To start, I always focus on things that I know or enjoy. With my first novel, it was American history. I’ve had a love for it since I was a kid, so writing about the subject shouldn’t be totally mind-numbing. If you the author don’t have any  passion for what you’re writing, how can you expect the reader to give a damn? If the nugget of a story I begin with isn’t something I explicitly enjoy, it will almost always be an idea or concept with which I’m familiar (set in a city where I’ve lived or an area I’ve visited). Ideally, both criteria are met, and you’re off to a solid start. Writing about something you enjoy in a surrounding you know gives an author the best chance to make their story  jump off the page and grab someone’s attention.

A second source of ideas would be in current events. Take a look at the newspaper or CNN. What’s going on? Anything you find interesting? What’s affecting people in your community, your state, your hemisphere (at least those who speak a language that the book will be published in. They’ll be buying it, after all.) Grab a headline or two and run with it. This is the best part of writing…you get to make it all up. Always keep your eyes open for any wacky or fascinating idea or event that could turn into a novel. You never know where inspiration will strike.

So let’s say you’ve got an idea. This idea is a barnstormer, is going to set the world on fire and finally let you tell your boss to shove it. Next step, nurture that wonderful little guy  by doing the right thing and creating an outline. (Again, this is what works for me. Some people undoubtedly love to just wing it-I can’t and I think it creates more headaches than it’s worth). Identify your major plot points. There should be at least three of them. Lay them out chronologically with plenty of room between for stuff to happen. Once you’ve done that, it’s time to head to the library and do some research. Or pull up a new browser. Whatever floats your boat. Regardless, now you have to do some research to fill in all the pages between your three or four or ten major plot points. For example, if your chosen subject is a story on cats overrunning the city of Paris (which may imply you’ve visited France and either have far to many cats or a major fear of the little critters), it would be a good idea to learn as much about the city as you can. Figure out what times in the past have seen feline infestation in the city, or what diabolical politicians would be the most likely to unleash their furry minions on the unsuspecting citizens of Paris. Whilst researching this subject, you may learn that Paris has more painting of cats in their famed museums than any other city on earth. That, my friends, would be a good thing to remember. How, or when you use it is up to you. You may never bring it up again, but I’d put it in my back pocket if I was you (actually if I was you I’d think of a new storyline, but that’s beside the point).

Ok, so you’ve got this great idea and you’ve done some research. Time to get deeper into the story. And of course, the first place you want to start is…at the end. I’ve found that by starting at the end of the story, it’s much easier to work backwards and, like any good politician, make the facts fit your story. This is fiction, after all. We don’t answer to the voters. If you want to save yourself some major editing time down the road, do your best to get things straight the first time. I’ve found that by starting with the end and focusing on the overall ideas for a chapter going in reverse, i cut waaaay down on correcting stuff later. By that I mean that there’s usually a continuity in the story, explanations following events to make certain the reader isn’t confused and ends up throwing your book out the window. It works for me, so I’d say give it a shot. You might like it, might hate it.

### Excerpted records

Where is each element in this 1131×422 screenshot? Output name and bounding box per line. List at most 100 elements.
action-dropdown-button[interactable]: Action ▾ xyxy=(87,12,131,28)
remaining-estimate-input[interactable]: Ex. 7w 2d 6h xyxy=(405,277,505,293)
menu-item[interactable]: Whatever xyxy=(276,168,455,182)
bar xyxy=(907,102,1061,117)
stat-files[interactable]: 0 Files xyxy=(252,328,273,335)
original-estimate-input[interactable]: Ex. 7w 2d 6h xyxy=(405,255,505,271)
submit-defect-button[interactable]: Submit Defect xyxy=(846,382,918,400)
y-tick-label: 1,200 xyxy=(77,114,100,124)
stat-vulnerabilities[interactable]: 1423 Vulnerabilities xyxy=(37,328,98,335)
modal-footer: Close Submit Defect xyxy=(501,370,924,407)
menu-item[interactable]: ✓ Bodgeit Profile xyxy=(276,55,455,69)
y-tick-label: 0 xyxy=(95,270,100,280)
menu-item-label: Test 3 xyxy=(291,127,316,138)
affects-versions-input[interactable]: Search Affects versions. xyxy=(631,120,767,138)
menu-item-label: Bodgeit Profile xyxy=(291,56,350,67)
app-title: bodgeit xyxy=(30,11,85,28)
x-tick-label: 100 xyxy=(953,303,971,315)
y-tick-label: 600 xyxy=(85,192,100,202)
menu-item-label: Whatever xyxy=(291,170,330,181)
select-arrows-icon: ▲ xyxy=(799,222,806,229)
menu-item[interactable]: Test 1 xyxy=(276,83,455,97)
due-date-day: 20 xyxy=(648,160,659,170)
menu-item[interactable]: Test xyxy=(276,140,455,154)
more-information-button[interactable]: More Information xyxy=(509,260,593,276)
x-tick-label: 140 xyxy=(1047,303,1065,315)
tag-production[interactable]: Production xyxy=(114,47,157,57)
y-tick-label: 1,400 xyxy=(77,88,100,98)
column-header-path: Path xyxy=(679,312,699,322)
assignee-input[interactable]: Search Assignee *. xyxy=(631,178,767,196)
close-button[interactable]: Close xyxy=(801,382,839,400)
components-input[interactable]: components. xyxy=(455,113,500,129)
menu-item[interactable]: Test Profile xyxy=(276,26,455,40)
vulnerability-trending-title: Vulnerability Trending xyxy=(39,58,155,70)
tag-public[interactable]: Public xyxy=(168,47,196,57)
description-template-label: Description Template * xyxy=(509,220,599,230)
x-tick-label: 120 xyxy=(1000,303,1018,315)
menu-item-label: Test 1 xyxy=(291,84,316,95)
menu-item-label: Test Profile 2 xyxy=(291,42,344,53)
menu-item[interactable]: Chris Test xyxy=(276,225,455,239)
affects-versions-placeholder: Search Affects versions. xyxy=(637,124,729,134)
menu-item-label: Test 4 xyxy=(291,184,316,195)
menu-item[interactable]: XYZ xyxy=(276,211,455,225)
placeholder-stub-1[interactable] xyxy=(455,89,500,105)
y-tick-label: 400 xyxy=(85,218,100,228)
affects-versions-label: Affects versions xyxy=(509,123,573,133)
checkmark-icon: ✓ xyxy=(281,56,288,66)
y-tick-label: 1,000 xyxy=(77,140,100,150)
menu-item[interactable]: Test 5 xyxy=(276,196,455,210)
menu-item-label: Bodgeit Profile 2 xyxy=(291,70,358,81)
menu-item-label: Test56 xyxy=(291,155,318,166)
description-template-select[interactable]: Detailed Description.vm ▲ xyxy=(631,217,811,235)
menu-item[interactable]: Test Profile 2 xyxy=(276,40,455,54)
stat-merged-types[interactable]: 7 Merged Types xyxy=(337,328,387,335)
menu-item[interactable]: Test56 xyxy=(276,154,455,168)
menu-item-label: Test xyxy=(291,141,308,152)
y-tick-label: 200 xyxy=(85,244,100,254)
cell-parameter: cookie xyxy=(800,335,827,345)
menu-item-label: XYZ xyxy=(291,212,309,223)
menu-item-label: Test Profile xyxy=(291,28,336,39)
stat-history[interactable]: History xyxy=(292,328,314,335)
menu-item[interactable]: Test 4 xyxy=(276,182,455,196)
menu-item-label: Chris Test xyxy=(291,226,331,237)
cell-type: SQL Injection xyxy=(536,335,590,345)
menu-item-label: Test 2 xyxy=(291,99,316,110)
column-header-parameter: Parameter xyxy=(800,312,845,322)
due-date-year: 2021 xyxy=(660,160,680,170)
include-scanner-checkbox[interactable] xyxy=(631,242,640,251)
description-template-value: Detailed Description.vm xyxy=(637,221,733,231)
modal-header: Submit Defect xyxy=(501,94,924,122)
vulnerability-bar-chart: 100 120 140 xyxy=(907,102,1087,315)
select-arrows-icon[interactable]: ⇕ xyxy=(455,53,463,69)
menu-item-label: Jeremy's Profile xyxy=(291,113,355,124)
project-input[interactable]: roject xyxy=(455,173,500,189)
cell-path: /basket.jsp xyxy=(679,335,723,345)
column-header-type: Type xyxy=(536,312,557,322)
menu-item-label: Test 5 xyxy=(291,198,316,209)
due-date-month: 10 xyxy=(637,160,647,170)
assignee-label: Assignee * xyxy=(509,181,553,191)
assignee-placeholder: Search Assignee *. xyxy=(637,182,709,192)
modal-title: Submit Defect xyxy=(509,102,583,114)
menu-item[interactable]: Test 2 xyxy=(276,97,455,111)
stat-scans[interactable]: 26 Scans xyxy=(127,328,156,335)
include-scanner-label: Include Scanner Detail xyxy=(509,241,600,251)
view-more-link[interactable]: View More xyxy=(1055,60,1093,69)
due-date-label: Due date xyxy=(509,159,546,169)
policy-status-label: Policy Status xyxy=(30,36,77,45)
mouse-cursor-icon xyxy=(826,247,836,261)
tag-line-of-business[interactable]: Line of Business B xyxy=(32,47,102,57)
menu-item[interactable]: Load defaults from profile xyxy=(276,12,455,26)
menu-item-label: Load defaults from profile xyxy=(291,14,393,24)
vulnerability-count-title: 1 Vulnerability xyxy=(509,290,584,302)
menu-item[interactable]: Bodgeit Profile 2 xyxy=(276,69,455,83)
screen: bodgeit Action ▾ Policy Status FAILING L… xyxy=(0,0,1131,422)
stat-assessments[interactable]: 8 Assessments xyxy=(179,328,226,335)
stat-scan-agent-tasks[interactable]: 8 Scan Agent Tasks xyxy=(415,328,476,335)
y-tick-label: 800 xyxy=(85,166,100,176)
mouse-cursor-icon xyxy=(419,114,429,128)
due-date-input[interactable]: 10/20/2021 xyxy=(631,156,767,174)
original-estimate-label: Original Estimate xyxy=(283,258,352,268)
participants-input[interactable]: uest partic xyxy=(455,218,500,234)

...

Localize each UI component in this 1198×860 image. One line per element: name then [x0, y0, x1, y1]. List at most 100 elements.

### Stated exercise 1
Please copy the rows from the one containing "Where is each" through the one containing "y-tick-label: 1,200 xyxy=(77,114,100,124)", including both of those rows and nothing more.
### Stated exercise 2
Pick up the advice on building a novel from an idea and keep writing it past its last sentence.

### Expected output 1
Where is each element in this 1131×422 screenshot? Output name and bounding box per line. List at most 100 elements.
action-dropdown-button[interactable]: Action ▾ xyxy=(87,12,131,28)
remaining-estimate-input[interactable]: Ex. 7w 2d 6h xyxy=(405,277,505,293)
menu-item[interactable]: Whatever xyxy=(276,168,455,182)
bar xyxy=(907,102,1061,117)
stat-files[interactable]: 0 Files xyxy=(252,328,273,335)
original-estimate-input[interactable]: Ex. 7w 2d 6h xyxy=(405,255,505,271)
submit-defect-button[interactable]: Submit Defect xyxy=(846,382,918,400)
y-tick-label: 1,200 xyxy=(77,114,100,124)

### Expected output 2
Next is the most important part. Hands down, you’ve got to pay attention to this. Now it’s time to WRITE.

Write, write, and write some more. Get everything that’s racing around your mind down on paper or onto the screen. Throw knowledge and character development at the wall like so much spaghetti. Toss dialogue like it’s hot, kill characters, shoot guns, unleash natural disasters or atomic bombs. Whatever you do, keep writing. You can worry about editing later. I like to set a word count for each day (around 1000 or so) and not stop until I hit it. Some days are better, some worse. Just make sure you have a clear goal in mind and you strive to reach it every day. I find the 1000 word mark breaks the massive task of writing a book into manageable parts.

After this, you’re well on your way. I just realized how long and boring this post is, so I’ll save the next steps in my writing process for later. Things like editing, cover art, formatting and uploading.

Anyways, thanks for stopping by, and if you haven’t had a chance to pick up your copy of my first book, A Patriot’s Betrayal, get on it today. Football season is here. There are bets to be lost.

Making time to write

Over the past few weeks things have been busy for me, and I haven’t been able to devote as much time to writing and posting on my blog as I’d like. Sitting here today, slowly cooling cup of coffee in hand, I figured it would be the right time to explain how I’ve found the time to do all this.
One of the first questions I get from anyone who learns that I published a book (other than asking why I’m still working-love the enthusiasm but best-sellerdom is still just a dream) is how did you do that? I could never write a book. I can’t believe you wrote this WHOLE book! Well, the first thing you should know is that I’m no different than you. Anyone who puts their mind to it, who truly dedicates themselves to writing a novel, even if they have the literary talent of a chipmunk, can do it. It’s simply a matter of deciding that you’re going to write a hundred thousand or so coherent words, and then sitting in front of a computer or grabbing a legal pad and WRITING.

If you want to be an author, you have to write. It’s that simple. Thinking about writing, reading successful author’s blog posts about writing, scanning the best-seller lists for story ideas, talking about writing, those are all important aspects in becoming successful, but none will get your manuscript finished. You actually have to write the damn thing at some point, and like everything else, that takes time. Time that could be spent in front of the television, at the gym, out at happy hour, or sleeping. An author has to make a conscious decision to plop their butt down and write before they can ever think about watching the royalty checks roll in.

But I’m busy. I’m tired. Football is on and I’ve got to go get bombed with my buddies. All valid excuses, but excuses all, and that won’t cut it. Only you can make the decision to spend a few hours or minutes each day making progress towards that ultimate goal.


Based on my experience, I’ve found that the best way to ensure you, as an author, spend a bit of your scarce free time each day writing, is to make a schedule. When you’re sitting at work, plowing through another article on CNN, take a break and plot out the rest of your day. Say you have to go running after work. That’s fine. Mentally prepare yourself to run, come home and eat, then sit in front of the computer and pound that keyboard until you’ve put 1,000 new words into the manuscript. Or if your evenings are full, make the (ungodly) decision to get up an hour earlier, brew a fresh cup, and bang out 500 words. Setting aside time (coupled with a reasonable word total goal) will do wonders for your progress.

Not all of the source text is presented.